_Document text:_
::::

Bridget was warm and caring and selfless. We will miss her.
Eva
Dear Keith,
I've returned to an earlier treatment. I began CDT for induction in May 2008 like most patients at the time. I then had a transplant( autologous) near the end of 2008. After relapsing sometime between two and two and a half years after transplant, I went back on Thal and Dex without the Cyclophosphamide. It's been a long hard road with problems caused by my reaction to Dex withdrawal each cycle. I've been taken off Dex for the last four months and have remained just on Thalidomide.
My relapse was quite aggressive( 70 % plasma cells in bone marow and broken humerus) and we took a gamble by going back to earlier treatment. After nine months my M spike disappeared, but I needed additional tests to confirm my meds were working. My myeloma is a difficult one to track now as I've become a very low secretor. However, a bone marrow biopsy suggested less than 5% plasma cells and my freelites went back into normal range, so it appears I was doing ok. Even if I were to relapse again this week, I've had a year on the same treatment as before, and it seems to have worked.
I've read quite a number of case histories from the States where patients have been retreated with Velcade or Revlimid. It seems to have a chance of working if you are not on the treatment while you progress. I've even read of cases in which a patient was receiving a very low dose of something, began to relapse, then had the same med at a higher dose together with dex and managed to get a response again. Some of the latest trials are looking at ways of sensitizing patients to Velcade again, for example, by adding another agent.
Best,
Eva
Hi Ian,
Sorry about the mini-allo. I'm sure it's a real possibility that the Velcade will do well again. Let us know how you're doing.
Best,
Eva
Hi David,
In Scotland, the rules are that Revlimid is available after the second relapse. However, if someone couldn't tolerate Velcade, then I guess that the doc would try to organise special provision. Maintenance Rev is not yet covered by the MHS.

::::

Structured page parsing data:
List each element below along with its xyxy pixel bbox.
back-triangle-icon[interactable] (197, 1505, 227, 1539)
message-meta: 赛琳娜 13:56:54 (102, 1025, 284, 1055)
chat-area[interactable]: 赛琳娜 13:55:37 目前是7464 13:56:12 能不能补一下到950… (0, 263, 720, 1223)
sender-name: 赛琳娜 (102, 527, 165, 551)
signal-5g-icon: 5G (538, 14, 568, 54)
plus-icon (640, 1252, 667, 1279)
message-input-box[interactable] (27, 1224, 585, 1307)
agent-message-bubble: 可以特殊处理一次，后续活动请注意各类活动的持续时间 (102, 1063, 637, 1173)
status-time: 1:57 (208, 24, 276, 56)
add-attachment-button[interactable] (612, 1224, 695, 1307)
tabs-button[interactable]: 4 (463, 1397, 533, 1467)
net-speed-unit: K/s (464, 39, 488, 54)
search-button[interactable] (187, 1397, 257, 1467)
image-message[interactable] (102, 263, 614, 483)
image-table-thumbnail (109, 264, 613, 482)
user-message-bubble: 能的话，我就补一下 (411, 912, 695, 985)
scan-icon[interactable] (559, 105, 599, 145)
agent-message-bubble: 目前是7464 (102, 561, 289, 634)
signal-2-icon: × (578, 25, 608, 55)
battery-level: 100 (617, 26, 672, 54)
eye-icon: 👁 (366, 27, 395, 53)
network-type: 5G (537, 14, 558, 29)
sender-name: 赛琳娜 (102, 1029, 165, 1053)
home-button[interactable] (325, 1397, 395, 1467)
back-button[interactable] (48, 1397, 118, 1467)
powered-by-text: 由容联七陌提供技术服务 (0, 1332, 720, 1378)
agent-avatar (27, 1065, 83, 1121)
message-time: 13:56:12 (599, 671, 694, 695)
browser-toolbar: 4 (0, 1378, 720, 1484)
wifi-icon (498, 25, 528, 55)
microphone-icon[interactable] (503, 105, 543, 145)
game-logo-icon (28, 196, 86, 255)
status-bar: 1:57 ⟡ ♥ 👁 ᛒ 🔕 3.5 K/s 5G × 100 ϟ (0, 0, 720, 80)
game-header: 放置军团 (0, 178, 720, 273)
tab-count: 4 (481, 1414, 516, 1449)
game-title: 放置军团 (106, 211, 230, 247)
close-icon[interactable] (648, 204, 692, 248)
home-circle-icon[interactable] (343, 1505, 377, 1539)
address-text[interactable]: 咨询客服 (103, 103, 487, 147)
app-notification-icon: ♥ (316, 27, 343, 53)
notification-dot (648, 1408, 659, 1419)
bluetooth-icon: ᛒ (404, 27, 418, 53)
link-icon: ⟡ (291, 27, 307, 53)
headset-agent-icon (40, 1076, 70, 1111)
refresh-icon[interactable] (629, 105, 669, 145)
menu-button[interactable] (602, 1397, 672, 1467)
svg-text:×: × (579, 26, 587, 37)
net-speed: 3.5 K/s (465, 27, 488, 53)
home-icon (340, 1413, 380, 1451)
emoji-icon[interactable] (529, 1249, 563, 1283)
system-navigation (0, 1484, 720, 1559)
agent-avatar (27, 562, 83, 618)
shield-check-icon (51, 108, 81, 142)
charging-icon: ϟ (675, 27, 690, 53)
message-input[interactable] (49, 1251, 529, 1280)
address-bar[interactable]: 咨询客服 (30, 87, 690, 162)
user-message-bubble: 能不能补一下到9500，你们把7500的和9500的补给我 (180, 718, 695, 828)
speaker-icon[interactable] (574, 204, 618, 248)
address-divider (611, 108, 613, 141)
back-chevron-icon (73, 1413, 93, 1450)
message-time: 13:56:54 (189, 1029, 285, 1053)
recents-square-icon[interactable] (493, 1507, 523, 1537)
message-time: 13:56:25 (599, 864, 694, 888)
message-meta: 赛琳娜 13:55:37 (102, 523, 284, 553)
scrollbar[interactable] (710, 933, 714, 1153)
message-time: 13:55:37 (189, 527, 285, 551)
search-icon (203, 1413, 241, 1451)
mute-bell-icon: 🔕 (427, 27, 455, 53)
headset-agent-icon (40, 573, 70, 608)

::::

_About this exercise:_
In the myeloma forum thread, at what point does Revlimid become available in Scotland?

_Final answer:_
After the second relapse.